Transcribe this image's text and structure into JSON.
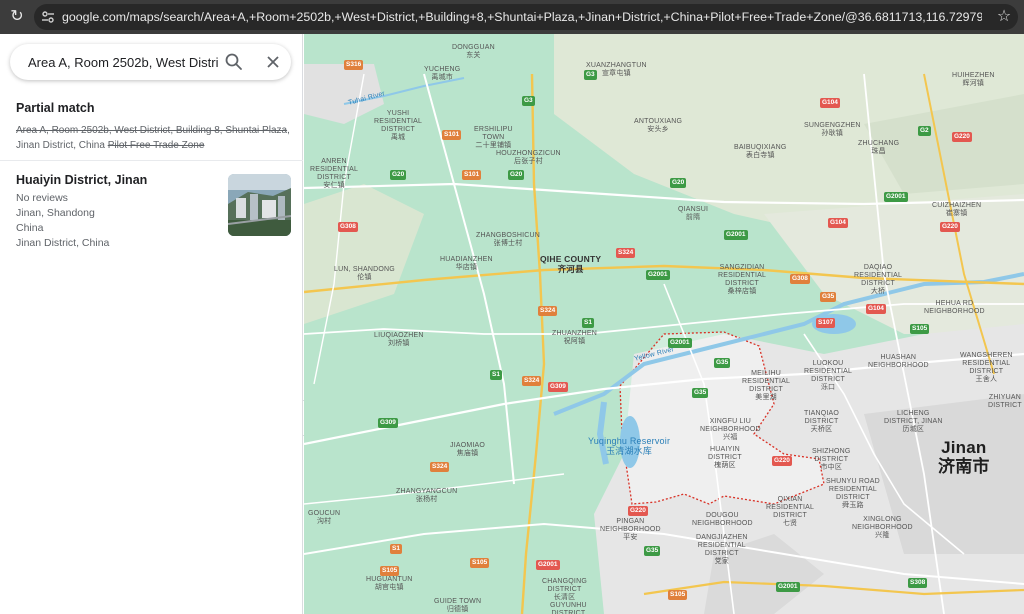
{
  "browser": {
    "url": "google.com/maps/search/Area+A,+Room+2502b,+West+District,+Building+8,+Shuntai+Plaza,+Jinan+District,+China+Pilot+Free+Trade+Zone/@36.6811713,116.7297908,11z/data=!3m1!4..."
  },
  "search": {
    "value": "Area A, Room 2502b, West District, B"
  },
  "partial_match": {
    "title": "Partial match",
    "struck_1": "Area A, Room 2502b, West District, Building 8, Shuntai Plaza",
    "comma": ",",
    "plain": "Jinan District, China",
    "struck_2": "Pilot Free Trade Zone"
  },
  "result": {
    "title": "Huaiyin District, Jinan",
    "reviews": "No reviews",
    "line1": "Jinan, Shandong",
    "line2": "China",
    "line3": "Jinan District, China"
  },
  "map": {
    "colors": {
      "land": "#b9e4cc",
      "water": "#8fc8e8",
      "urban": "#e6e6e6",
      "highway": "#f3c64f",
      "road": "#ffffff",
      "boundary": "#d93025"
    },
    "places": [
      {
        "id": "dongguan",
        "name": "DONGGUAN",
        "zh": "东关"
      },
      {
        "id": "yucheng",
        "name": "YUCHENG",
        "zh": "禹城市"
      },
      {
        "id": "xuanzhang",
        "name": "XUANZHANGTUN",
        "zh": "宣章屯镇"
      },
      {
        "id": "huihezhen",
        "name": "HUIHEZHEN",
        "zh": "辉河镇"
      },
      {
        "id": "yushi",
        "name": "YUSHI RESIDENTIAL DISTRICT",
        "zh": "禹城"
      },
      {
        "id": "ershilipu",
        "name": "ERSHILIPU TOWN",
        "zh": "二十里铺镇"
      },
      {
        "id": "antouxiang",
        "name": "ANTOUXIANG",
        "zh": "安头乡"
      },
      {
        "id": "sungengzhen",
        "name": "SUNGENGZHEN",
        "zh": "孙耿镇"
      },
      {
        "id": "houzhong",
        "name": "HOUZHONGZICUN",
        "zh": "后张子村"
      },
      {
        "id": "baibu",
        "name": "BAIBUQIXIANG",
        "zh": "表白寺镇"
      },
      {
        "id": "zhuchang",
        "name": "ZHUCHANG",
        "zh": "珠昌"
      },
      {
        "id": "anren",
        "name": "ANREN RESIDENTIAL DISTRICT",
        "zh": "安仁镇"
      },
      {
        "id": "qiansui",
        "name": "QIANSUI",
        "zh": "前隋"
      },
      {
        "id": "cuizhai",
        "name": "CUIZHAIZHEN",
        "zh": "崔寨镇"
      },
      {
        "id": "zhangboshi",
        "name": "ZHANGBOSHICUN",
        "zh": "张博士村"
      },
      {
        "id": "lun",
        "name": "LUN, SHANDONG",
        "zh": "伦镇"
      },
      {
        "id": "huadian",
        "name": "HUADIANZHEN",
        "zh": "华店镇"
      },
      {
        "id": "sangzi",
        "name": "SANGZIDIAN RESIDENTIAL DISTRICT",
        "zh": "桑梓店镇"
      },
      {
        "id": "daqiao",
        "name": "DAQIAO RESIDENTIAL DISTRICT",
        "zh": "大桥"
      },
      {
        "id": "hehua",
        "name": "HEHUA RD NEIGHBORHOOD",
        "zh": "荷花路"
      },
      {
        "id": "liuqiao",
        "name": "LIUQIAOZHEN",
        "zh": "刘桥镇"
      },
      {
        "id": "zhuanzhen",
        "name": "ZHUANZHEN",
        "zh": "祝阿镇"
      },
      {
        "id": "meilihu",
        "name": "MEILIHU RESIDENTIAL DISTRICT",
        "zh": "美里湖"
      },
      {
        "id": "luokou",
        "name": "LUOKOU RESIDENTIAL DISTRICT",
        "zh": "泺口"
      },
      {
        "id": "huashan",
        "name": "HUASHAN NEIGHBORHOOD",
        "zh": ""
      },
      {
        "id": "wangshe",
        "name": "WANGSHEREN RESIDENTIAL DISTRICT",
        "zh": "王舍人"
      },
      {
        "id": "xingfu",
        "name": "XINGFU LIU NEIGHBORHOOD",
        "zh": "兴福"
      },
      {
        "id": "tianqiao",
        "name": "TIANQIAO DISTRICT",
        "zh": "天桥区"
      },
      {
        "id": "licheng",
        "name": "LICHENG DISTRICT, JINAN",
        "zh": "历城区"
      },
      {
        "id": "zhiyuan",
        "name": "ZHIYUAN DISTRICT",
        "zh": ""
      },
      {
        "id": "jiaomiao",
        "name": "JIAOMIAO",
        "zh": "焦庙镇"
      },
      {
        "id": "huaiyin",
        "name": "HUAIYIN DISTRICT",
        "zh": "槐荫区"
      },
      {
        "id": "shizhong",
        "name": "SHIZHONG DISTRICT",
        "zh": "市中区"
      },
      {
        "id": "shunyu",
        "name": "SHUNYU ROAD RESIDENTIAL DISTRICT",
        "zh": "舜玉路"
      },
      {
        "id": "qixian",
        "name": "QIXIAN RESIDENTIAL DISTRICT",
        "zh": "七贤"
      },
      {
        "id": "xinglong",
        "name": "XINGLONG NEIGHBORHOOD",
        "zh": "兴隆"
      },
      {
        "id": "goucun",
        "name": "GOUCUN",
        "zh": "沟村"
      },
      {
        "id": "zhangyang",
        "name": "ZHANGYANGCUN",
        "zh": "张杨村"
      },
      {
        "id": "pingan",
        "name": "PINGAN NEIGHBORHOOD",
        "zh": "平安"
      },
      {
        "id": "dougou",
        "name": "DOUGOU NEIGHBORHOOD",
        "zh": ""
      },
      {
        "id": "dangjia",
        "name": "DANGJIAZHEN RESIDENTIAL DISTRICT",
        "zh": "党家"
      },
      {
        "id": "changqing",
        "name": "CHANGQING DISTRICT",
        "zh": "长清区"
      },
      {
        "id": "guyunhu",
        "name": "GUYUNHU DISTRICT",
        "zh": ""
      },
      {
        "id": "huguantun",
        "name": "HUGUANTUN",
        "zh": "胡官屯镇"
      },
      {
        "id": "guide",
        "name": "GUIDE TOWN",
        "zh": "归德镇"
      }
    ],
    "county": {
      "name": "QIHE COUNTY",
      "zh": "齐河县"
    },
    "reservoir": {
      "name": "Yuqinghu Reservoir",
      "zh": "玉清湖水库"
    },
    "city": {
      "name": "Jinan",
      "zh": "济南市"
    },
    "rivers": {
      "tuhai": "Tuhai River",
      "yellow": "Yellow River"
    },
    "routes": [
      {
        "id": "s316",
        "label": "S316",
        "kind": "o"
      },
      {
        "id": "g3a",
        "label": "G3",
        "kind": "g"
      },
      {
        "id": "g3b",
        "label": "G3",
        "kind": "g"
      },
      {
        "id": "s101a",
        "label": "S101",
        "kind": "o"
      },
      {
        "id": "s101b",
        "label": "S101",
        "kind": "o"
      },
      {
        "id": "g20a",
        "label": "G20",
        "kind": "g"
      },
      {
        "id": "g20b",
        "label": "G20",
        "kind": "g"
      },
      {
        "id": "g20c",
        "label": "G20",
        "kind": "g"
      },
      {
        "id": "g104a",
        "label": "G104",
        "kind": "r"
      },
      {
        "id": "g104b",
        "label": "G104",
        "kind": "r"
      },
      {
        "id": "g104c",
        "label": "G104",
        "kind": "r"
      },
      {
        "id": "g2",
        "label": "G2",
        "kind": "g"
      },
      {
        "id": "g220a",
        "label": "G220",
        "kind": "r"
      },
      {
        "id": "g220b",
        "label": "G220",
        "kind": "r"
      },
      {
        "id": "g220c",
        "label": "G220",
        "kind": "r"
      },
      {
        "id": "g220d",
        "label": "G220",
        "kind": "r"
      },
      {
        "id": "g2001a",
        "label": "G2001",
        "kind": "g"
      },
      {
        "id": "g2001b",
        "label": "G2001",
        "kind": "g"
      },
      {
        "id": "g2001c",
        "label": "G2001",
        "kind": "g"
      },
      {
        "id": "g2001d",
        "label": "G2001",
        "kind": "g"
      },
      {
        "id": "g2001e",
        "label": "G2001",
        "kind": "g"
      },
      {
        "id": "g2001f",
        "label": "G2001",
        "kind": "g"
      },
      {
        "id": "s308a",
        "label": "S308",
        "kind": "o"
      },
      {
        "id": "g308a",
        "label": "G308",
        "kind": "r"
      },
      {
        "id": "g308b",
        "label": "G308",
        "kind": "r"
      },
      {
        "id": "s324a",
        "label": "S324",
        "kind": "o"
      },
      {
        "id": "s324b",
        "label": "S324",
        "kind": "o"
      },
      {
        "id": "s324c",
        "label": "S324",
        "kind": "o"
      },
      {
        "id": "s324d",
        "label": "S324",
        "kind": "o"
      },
      {
        "id": "s1a",
        "label": "S1",
        "kind": "g"
      },
      {
        "id": "s1b",
        "label": "S1",
        "kind": "g"
      },
      {
        "id": "s1c",
        "label": "S1",
        "kind": "g"
      },
      {
        "id": "g309a",
        "label": "G309",
        "kind": "r"
      },
      {
        "id": "g309b",
        "label": "G309",
        "kind": "r"
      },
      {
        "id": "s107",
        "label": "S107",
        "kind": "o"
      },
      {
        "id": "g35a",
        "label": "G35",
        "kind": "g"
      },
      {
        "id": "g35b",
        "label": "G35",
        "kind": "g"
      },
      {
        "id": "g35c",
        "label": "G35",
        "kind": "g"
      },
      {
        "id": "g35d",
        "label": "G35",
        "kind": "g"
      },
      {
        "id": "s105a",
        "label": "S105",
        "kind": "o"
      },
      {
        "id": "s105b",
        "label": "S105",
        "kind": "o"
      },
      {
        "id": "s105c",
        "label": "S105",
        "kind": "o"
      },
      {
        "id": "s105d",
        "label": "S105",
        "kind": "o"
      }
    ]
  }
}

——————

Challenge
Return every line above in which the string "West" occurs.

Response to the exercise
    "url": "google.com/maps/search/Area+A,+Room+2502b,+West+District,+Building+8,+Shuntai+Plaza,+Jinan+District,+China+Pilot+Free+Trade+Zone/@36.6811713,116.7297908,11z/data=!3m1!4..."
    "value": "Area A, Room 2502b, West District, B"
    "struck_1": "Area A, Room 2502b, West District, Building 8, Shuntai Plaza",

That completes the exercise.